Without the images, write out all of the following entries exactly.

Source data
start

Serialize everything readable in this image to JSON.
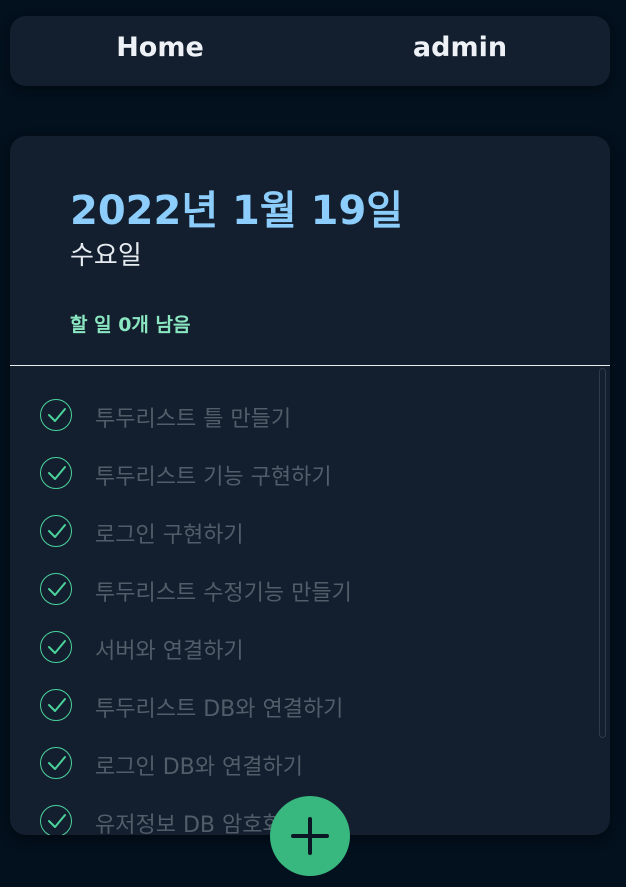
{
  "nav": {
    "home_label": "Home",
    "user_label": "admin"
  },
  "header": {
    "date": "2022년 1월 19일",
    "weekday": "수요일",
    "remaining": "할 일 0개 남음"
  },
  "todos": [
    {
      "text": "투두리스트 틀 만들기",
      "done": true
    },
    {
      "text": "투두리스트 기능 구현하기",
      "done": true
    },
    {
      "text": "로그인 구현하기",
      "done": true
    },
    {
      "text": "투두리스트 수정기능 만들기",
      "done": true
    },
    {
      "text": "서버와 연결하기",
      "done": true
    },
    {
      "text": "투두리스트 DB와 연결하기",
      "done": true
    },
    {
      "text": "로그인 DB와 연결하기",
      "done": true
    },
    {
      "text": "유저정보 DB 암호화",
      "done": true
    }
  ],
  "icons": {
    "check": "check-icon",
    "add": "plus-icon"
  },
  "colors": {
    "accent_green": "#38b87f",
    "date_blue": "#8ccdfb",
    "remaining_green": "#8be7c1",
    "background": "#03101d",
    "card": "#131f2e"
  }
}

end

» Exercise answer
Serialize everything readable in this image to JSON.
{
  "nav": {
    "home_label": "Home",
    "user_label": "admin"
  },
  "header": {
    "date": "2022년 1월 19일",
    "weekday": "수요일",
    "remaining": "할 일 0개 남음"
  },
  "todos": [
    {
      "text": "투두리스트 틀 만들기",
      "done": true
    },
    {
      "text": "투두리스트 기능 구현하기",
      "done": true
    },
    {
      "text": "로그인 구현하기",
      "done": true
    },
    {
      "text": "투두리스트 수정기능 만들기",
      "done": true
    },
    {
      "text": "서버와 연결하기",
      "done": true
    },
    {
      "text": "투두리스트 DB와 연결하기",
      "done": true
    },
    {
      "text": "로그인 DB와 연결하기",
      "done": true
    },
    {
      "text": "유저정보 DB 암호화",
      "done": true
    }
  ],
  "icons": {
    "check": "check-icon",
    "add": "plus-icon"
  },
  "colors": {
    "accent_green": "#38b87f",
    "date_blue": "#8ccdfb",
    "remaining_green": "#8be7c1",
    "background": "#03101d",
    "card": "#131f2e"
  }
}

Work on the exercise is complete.